• **PROBLEM DETAILS**
What follows is a set of entries. Repeat them exactly, but not their pictures.

— Begin MATERIALS PROVIDED —

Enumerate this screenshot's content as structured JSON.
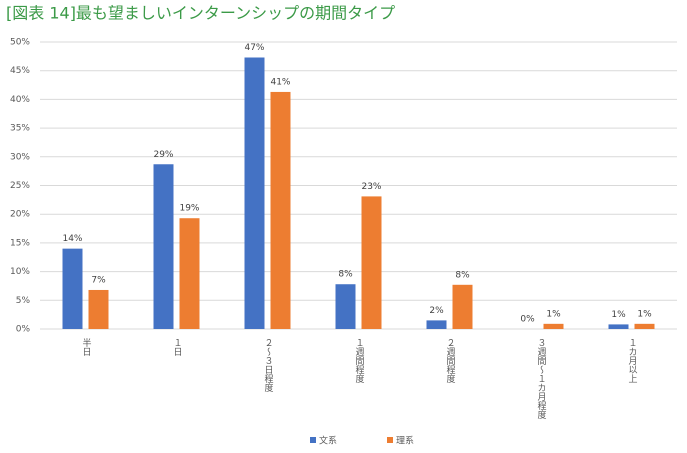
{
  "chart_data": {
    "type": "bar",
    "title": "[図表 14]最も望ましいインターンシップの期間タイプ",
    "categories": [
      "半日",
      "１日",
      "２〜３日程度",
      "１週間程度",
      "２週間程度",
      "３週間〜１カ月程度",
      "１カ月以上"
    ],
    "series": [
      {
        "name": "文系",
        "color": "#4472c4",
        "values": [
          14.0,
          28.7,
          47.3,
          7.8,
          1.5,
          0,
          0.8
        ],
        "value_labels": [
          "14%",
          "29%",
          "47%",
          "8%",
          "2%",
          "0%",
          "1%"
        ]
      },
      {
        "name": "理系",
        "color": "#ed7d31",
        "values": [
          6.8,
          19.3,
          41.3,
          23.1,
          7.7,
          0.9,
          0.9
        ],
        "value_labels": [
          "7%",
          "19%",
          "41%",
          "23%",
          "8%",
          "1%",
          "1%"
        ]
      }
    ],
    "ylim": [
      0,
      50
    ],
    "yticks": [
      {
        "value": 0,
        "label": "0%"
      },
      {
        "value": 5,
        "label": "5%"
      },
      {
        "value": 10,
        "label": "10%"
      },
      {
        "value": 15,
        "label": "15%"
      },
      {
        "value": 20,
        "label": "20%"
      },
      {
        "value": 25,
        "label": "25%"
      },
      {
        "value": 30,
        "label": "30%"
      },
      {
        "value": 35,
        "label": "35%"
      },
      {
        "value": 40,
        "label": "40%"
      },
      {
        "value": 45,
        "label": "45%"
      },
      {
        "value": 50,
        "label": "50%"
      }
    ],
    "grid": true,
    "legend": "bottom"
  }
}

— End MATERIALS PROVIDED —

• **FULL RESPONSE**
Enumerate this screenshot's content as structured JSON.
{
  "chart_data": {
    "type": "bar",
    "title": "[図表 14]最も望ましいインターンシップの期間タイプ",
    "categories": [
      "半日",
      "１日",
      "２〜３日程度",
      "１週間程度",
      "２週間程度",
      "３週間〜１カ月程度",
      "１カ月以上"
    ],
    "series": [
      {
        "name": "文系",
        "color": "#4472c4",
        "values": [
          14.0,
          28.7,
          47.3,
          7.8,
          1.5,
          0,
          0.8
        ],
        "value_labels": [
          "14%",
          "29%",
          "47%",
          "8%",
          "2%",
          "0%",
          "1%"
        ]
      },
      {
        "name": "理系",
        "color": "#ed7d31",
        "values": [
          6.8,
          19.3,
          41.3,
          23.1,
          7.7,
          0.9,
          0.9
        ],
        "value_labels": [
          "7%",
          "19%",
          "41%",
          "23%",
          "8%",
          "1%",
          "1%"
        ]
      }
    ],
    "ylim": [
      0,
      50
    ],
    "yticks": [
      {
        "value": 0,
        "label": "0%"
      },
      {
        "value": 5,
        "label": "5%"
      },
      {
        "value": 10,
        "label": "10%"
      },
      {
        "value": 15,
        "label": "15%"
      },
      {
        "value": 20,
        "label": "20%"
      },
      {
        "value": 25,
        "label": "25%"
      },
      {
        "value": 30,
        "label": "30%"
      },
      {
        "value": 35,
        "label": "35%"
      },
      {
        "value": 40,
        "label": "40%"
      },
      {
        "value": 45,
        "label": "45%"
      },
      {
        "value": 50,
        "label": "50%"
      }
    ],
    "grid": true,
    "legend": "bottom"
  }
}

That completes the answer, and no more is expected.